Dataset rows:
----
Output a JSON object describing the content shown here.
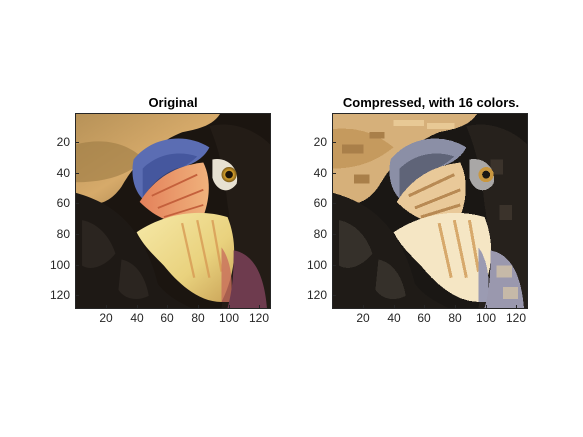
{
  "figure": {
    "panels": [
      {
        "title": "Original",
        "xticks": [
          "20",
          "40",
          "60",
          "80",
          "100",
          "120"
        ],
        "yticks": [
          "20",
          "40",
          "60",
          "80",
          "100",
          "120"
        ]
      },
      {
        "title": "Compressed, with 16 colors.",
        "xticks": [
          "20",
          "40",
          "60",
          "80",
          "100",
          "120"
        ],
        "yticks": [
          "20",
          "40",
          "60",
          "80",
          "100",
          "120"
        ]
      }
    ]
  },
  "colors": {
    "axis": "#262626",
    "background": "#ffffff",
    "dark_feathers": "#1f1a16",
    "beak_light": "#f2e0a8",
    "beak_orange": "#e09a60",
    "blue_patch": "#5c6fb0",
    "tan_feathers": "#c9a36a"
  }
}
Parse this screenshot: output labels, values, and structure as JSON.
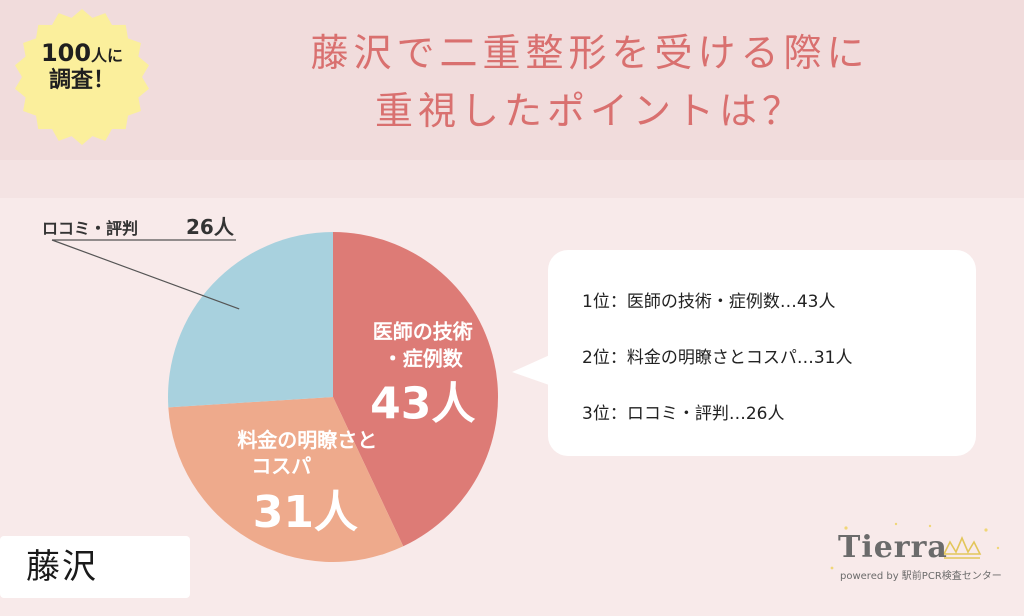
{
  "badge": {
    "count": "100",
    "unit": "人に",
    "line2": "調査！"
  },
  "title": {
    "line1": "藤沢で二重整形を受ける際に",
    "line2": "重視したポイントは？"
  },
  "chart_data": {
    "type": "pie",
    "title": "藤沢で二重整形を受ける際に重視したポイントは？",
    "unit": "人",
    "slices": [
      {
        "label_lines": [
          "医師の技術",
          "・症例数"
        ],
        "value": 43,
        "value_label": "43人",
        "color": "#dd7b76"
      },
      {
        "label_lines": [
          "料金の明瞭さと",
          "コスパ"
        ],
        "value": 31,
        "value_label": "31人",
        "color": "#eeaa8c"
      },
      {
        "label_lines": [
          "ロコミ・評判"
        ],
        "value": 26,
        "value_label": "26人",
        "color": "#a8d1de"
      }
    ],
    "callout": {
      "label": "ロコミ・評判",
      "value_label": "26人"
    }
  },
  "legend": [
    {
      "rank": "1位：",
      "text": "医師の技術・症例数…43人"
    },
    {
      "rank": "2位：",
      "text": "料金の明瞭さとコスパ…31人"
    },
    {
      "rank": "3位：",
      "text": "ロコミ・評判…26人"
    }
  ],
  "region": "藤沢",
  "logo": {
    "name": "Tierra",
    "sub": "powered by 駅前PCR検査センター"
  },
  "colors": {
    "title": "#d9706f",
    "header_bg": "#f1dcdc",
    "page_bg": "#f8eaea",
    "badge": "#fbef9c"
  }
}
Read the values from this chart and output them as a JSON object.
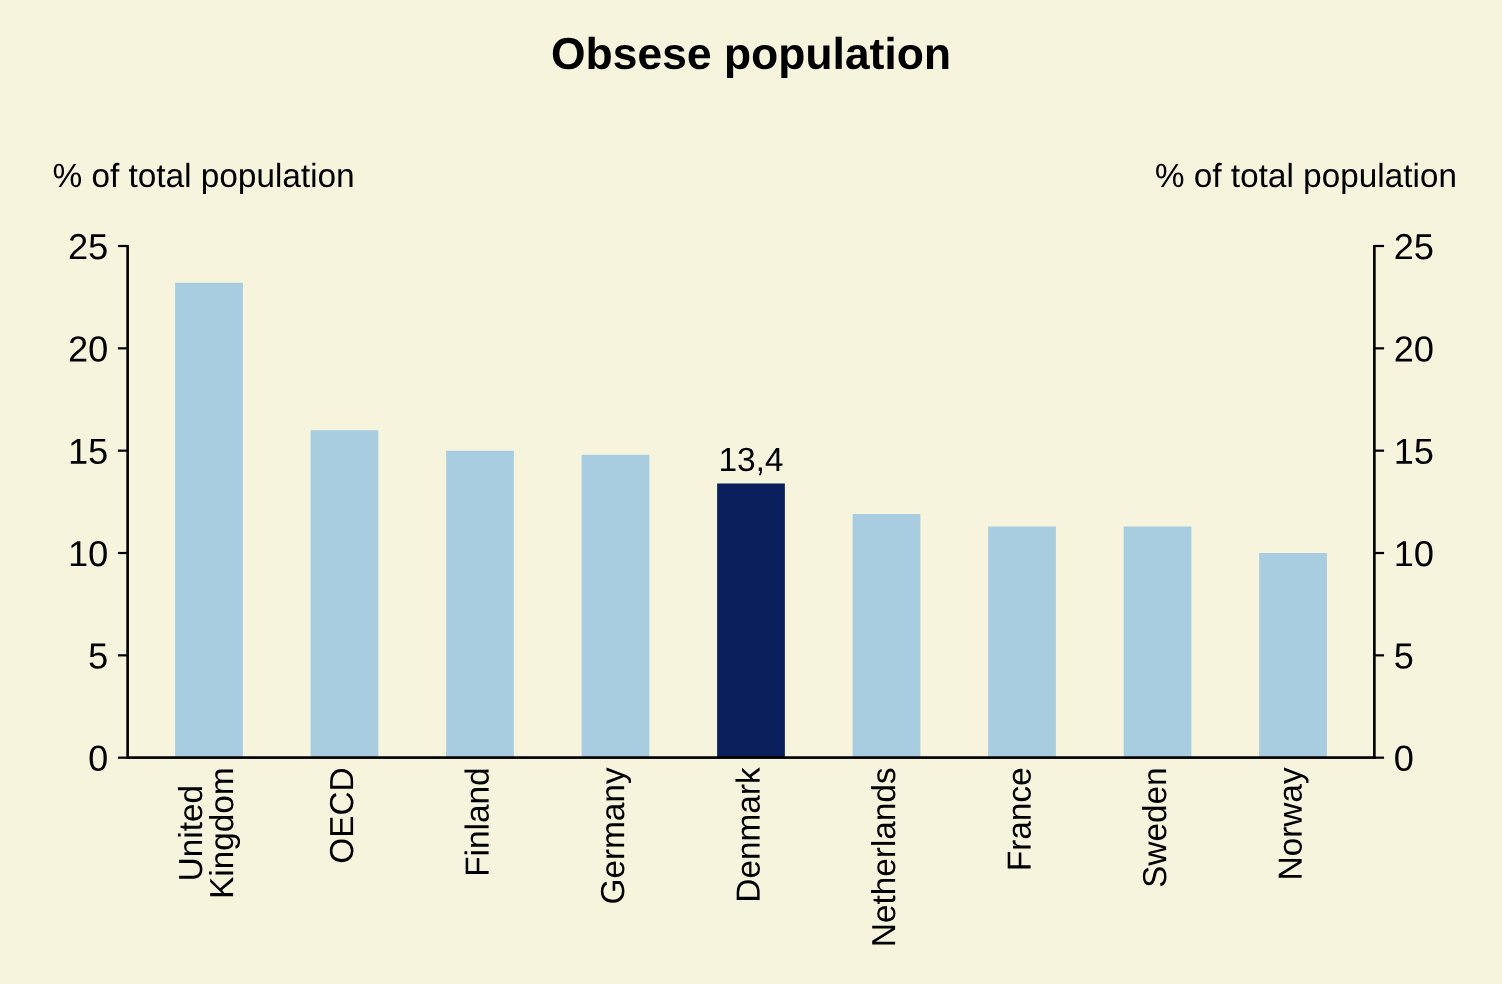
{
  "chart_data": {
    "type": "bar",
    "title": "Obsese population",
    "ylabel": "% of total population",
    "y2label": "% of total population",
    "categories": [
      "United\nKingdom",
      "OECD",
      "Finland",
      "Germany",
      "Denmark",
      "Netherlands",
      "France",
      "Sweden",
      "Norway"
    ],
    "values": [
      23.2,
      16.0,
      15.0,
      14.8,
      13.4,
      11.9,
      11.3,
      11.3,
      10.0
    ],
    "colors": [
      "#a9cde0",
      "#a9cde0",
      "#a9cde0",
      "#a9cde0",
      "#0a1f5c",
      "#a9cde0",
      "#a9cde0",
      "#a9cde0",
      "#a9cde0"
    ],
    "value_labels": [
      null,
      null,
      null,
      null,
      "13,4",
      null,
      null,
      null,
      null
    ],
    "ylim": [
      0,
      25
    ],
    "yticks": [
      0,
      5,
      10,
      15,
      20,
      25
    ],
    "y2lim": [
      0,
      25
    ],
    "y2ticks": [
      0,
      5,
      10,
      15,
      20,
      25
    ],
    "grid": false,
    "legend": false
  }
}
----
> _Objective_:
Print each of the records above exactly as written, leaving no picture in the copy.

> _Worked answer_:
Output a JSON object describing the content shown here.
{
  "figure": {
    "panels": [
      {
        "title": "Original",
        "xticks": [
          "20",
          "40",
          "60",
          "80",
          "100",
          "120"
        ],
        "yticks": [
          "20",
          "40",
          "60",
          "80",
          "100",
          "120"
        ]
      },
      {
        "title": "Compressed, with 16 colors.",
        "xticks": [
          "20",
          "40",
          "60",
          "80",
          "100",
          "120"
        ],
        "yticks": [
          "20",
          "40",
          "60",
          "80",
          "100",
          "120"
        ]
      }
    ]
  },
  "colors": {
    "axis": "#262626",
    "background": "#ffffff",
    "dark_feathers": "#1f1a16",
    "beak_light": "#f2e0a8",
    "beak_orange": "#e09a60",
    "blue_patch": "#5c6fb0",
    "tan_feathers": "#c9a36a"
  }
}
Parse this screenshot: output labels, values, and structure as JSON.
{
  "badge": {
    "count": "100",
    "unit": "人に",
    "line2": "調査！"
  },
  "title": {
    "line1": "藤沢で二重整形を受ける際に",
    "line2": "重視したポイントは？"
  },
  "chart_data": {
    "type": "pie",
    "title": "藤沢で二重整形を受ける際に重視したポイントは？",
    "unit": "人",
    "slices": [
      {
        "label_lines": [
          "医師の技術",
          "・症例数"
        ],
        "value": 43,
        "value_label": "43人",
        "color": "#dd7b76"
      },
      {
        "label_lines": [
          "料金の明瞭さと",
          "コスパ"
        ],
        "value": 31,
        "value_label": "31人",
        "color": "#eeaa8c"
      },
      {
        "label_lines": [
          "ロコミ・評判"
        ],
        "value": 26,
        "value_label": "26人",
        "color": "#a8d1de"
      }
    ],
    "callout": {
      "label": "ロコミ・評判",
      "value_label": "26人"
    }
  },
  "legend": [
    {
      "rank": "1位：",
      "text": "医師の技術・症例数…43人"
    },
    {
      "rank": "2位：",
      "text": "料金の明瞭さとコスパ…31人"
    },
    {
      "rank": "3位：",
      "text": "ロコミ・評判…26人"
    }
  ],
  "region": "藤沢",
  "logo": {
    "name": "Tierra",
    "sub": "powered by 駅前PCR検査センター"
  },
  "colors": {
    "title": "#d9706f",
    "header_bg": "#f1dcdc",
    "page_bg": "#f8eaea",
    "badge": "#fbef9c"
  }
}
Read the values from this chart and output them as a JSON object.
{
  "chart_data": {
    "type": "bar",
    "title": "Obsese population",
    "ylabel": "% of total population",
    "y2label": "% of total population",
    "categories": [
      "United\nKingdom",
      "OECD",
      "Finland",
      "Germany",
      "Denmark",
      "Netherlands",
      "France",
      "Sweden",
      "Norway"
    ],
    "values": [
      23.2,
      16.0,
      15.0,
      14.8,
      13.4,
      11.9,
      11.3,
      11.3,
      10.0
    ],
    "colors": [
      "#a9cde0",
      "#a9cde0",
      "#a9cde0",
      "#a9cde0",
      "#0a1f5c",
      "#a9cde0",
      "#a9cde0",
      "#a9cde0",
      "#a9cde0"
    ],
    "value_labels": [
      null,
      null,
      null,
      null,
      "13,4",
      null,
      null,
      null,
      null
    ],
    "ylim": [
      0,
      25
    ],
    "yticks": [
      0,
      5,
      10,
      15,
      20,
      25
    ],
    "y2lim": [
      0,
      25
    ],
    "y2ticks": [
      0,
      5,
      10,
      15,
      20,
      25
    ],
    "grid": false,
    "legend": false
  }
}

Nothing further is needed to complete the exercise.